━━ SUPPLIED RECORDS
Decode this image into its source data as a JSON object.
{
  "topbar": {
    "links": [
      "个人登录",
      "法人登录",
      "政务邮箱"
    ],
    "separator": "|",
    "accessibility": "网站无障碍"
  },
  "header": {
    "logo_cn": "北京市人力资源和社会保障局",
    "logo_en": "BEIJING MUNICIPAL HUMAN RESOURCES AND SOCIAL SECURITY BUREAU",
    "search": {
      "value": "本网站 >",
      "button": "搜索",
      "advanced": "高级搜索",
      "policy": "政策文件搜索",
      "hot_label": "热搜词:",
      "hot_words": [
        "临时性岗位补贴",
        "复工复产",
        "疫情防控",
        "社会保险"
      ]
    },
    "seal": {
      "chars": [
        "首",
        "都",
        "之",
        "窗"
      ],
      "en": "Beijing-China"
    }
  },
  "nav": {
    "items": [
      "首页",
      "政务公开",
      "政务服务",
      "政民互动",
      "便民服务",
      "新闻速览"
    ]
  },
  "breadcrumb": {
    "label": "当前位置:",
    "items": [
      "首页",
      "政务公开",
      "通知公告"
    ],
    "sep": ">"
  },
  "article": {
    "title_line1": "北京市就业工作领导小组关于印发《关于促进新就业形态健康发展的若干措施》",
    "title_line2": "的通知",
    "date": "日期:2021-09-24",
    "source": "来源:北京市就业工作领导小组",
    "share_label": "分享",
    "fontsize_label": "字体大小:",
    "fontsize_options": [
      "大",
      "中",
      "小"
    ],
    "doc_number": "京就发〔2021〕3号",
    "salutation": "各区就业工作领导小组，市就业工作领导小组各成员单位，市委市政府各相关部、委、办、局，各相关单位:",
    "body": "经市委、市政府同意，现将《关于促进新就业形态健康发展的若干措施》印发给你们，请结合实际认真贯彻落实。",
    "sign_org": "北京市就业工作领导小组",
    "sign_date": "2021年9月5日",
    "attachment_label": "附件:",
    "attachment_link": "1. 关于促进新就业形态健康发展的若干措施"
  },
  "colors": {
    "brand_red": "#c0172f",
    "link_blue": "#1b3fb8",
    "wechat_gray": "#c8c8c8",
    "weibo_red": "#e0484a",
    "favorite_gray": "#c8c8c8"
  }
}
━━━━
EXERCISE => Output the data above exactly, please, line for line.

COMPLETE RESPONSE =>
Decode this image into its source data as a JSON object.
{
  "topbar": {
    "links": [
      "个人登录",
      "法人登录",
      "政务邮箱"
    ],
    "separator": "|",
    "accessibility": "网站无障碍"
  },
  "header": {
    "logo_cn": "北京市人力资源和社会保障局",
    "logo_en": "BEIJING MUNICIPAL HUMAN RESOURCES AND SOCIAL SECURITY BUREAU",
    "search": {
      "value": "本网站 >",
      "button": "搜索",
      "advanced": "高级搜索",
      "policy": "政策文件搜索",
      "hot_label": "热搜词:",
      "hot_words": [
        "临时性岗位补贴",
        "复工复产",
        "疫情防控",
        "社会保险"
      ]
    },
    "seal": {
      "chars": [
        "首",
        "都",
        "之",
        "窗"
      ],
      "en": "Beijing-China"
    }
  },
  "nav": {
    "items": [
      "首页",
      "政务公开",
      "政务服务",
      "政民互动",
      "便民服务",
      "新闻速览"
    ]
  },
  "breadcrumb": {
    "label": "当前位置:",
    "items": [
      "首页",
      "政务公开",
      "通知公告"
    ],
    "sep": ">"
  },
  "article": {
    "title_line1": "北京市就业工作领导小组关于印发《关于促进新就业形态健康发展的若干措施》",
    "title_line2": "的通知",
    "date": "日期:2021-09-24",
    "source": "来源:北京市就业工作领导小组",
    "share_label": "分享",
    "fontsize_label": "字体大小:",
    "fontsize_options": [
      "大",
      "中",
      "小"
    ],
    "doc_number": "京就发〔2021〕3号",
    "salutation": "各区就业工作领导小组，市就业工作领导小组各成员单位，市委市政府各相关部、委、办、局，各相关单位:",
    "body": "经市委、市政府同意，现将《关于促进新就业形态健康发展的若干措施》印发给你们，请结合实际认真贯彻落实。",
    "sign_org": "北京市就业工作领导小组",
    "sign_date": "2021年9月5日",
    "attachment_label": "附件:",
    "attachment_link": "1. 关于促进新就业形态健康发展的若干措施"
  },
  "colors": {
    "brand_red": "#c0172f",
    "link_blue": "#1b3fb8",
    "wechat_gray": "#c8c8c8",
    "weibo_red": "#e0484a",
    "favorite_gray": "#c8c8c8"
  }
}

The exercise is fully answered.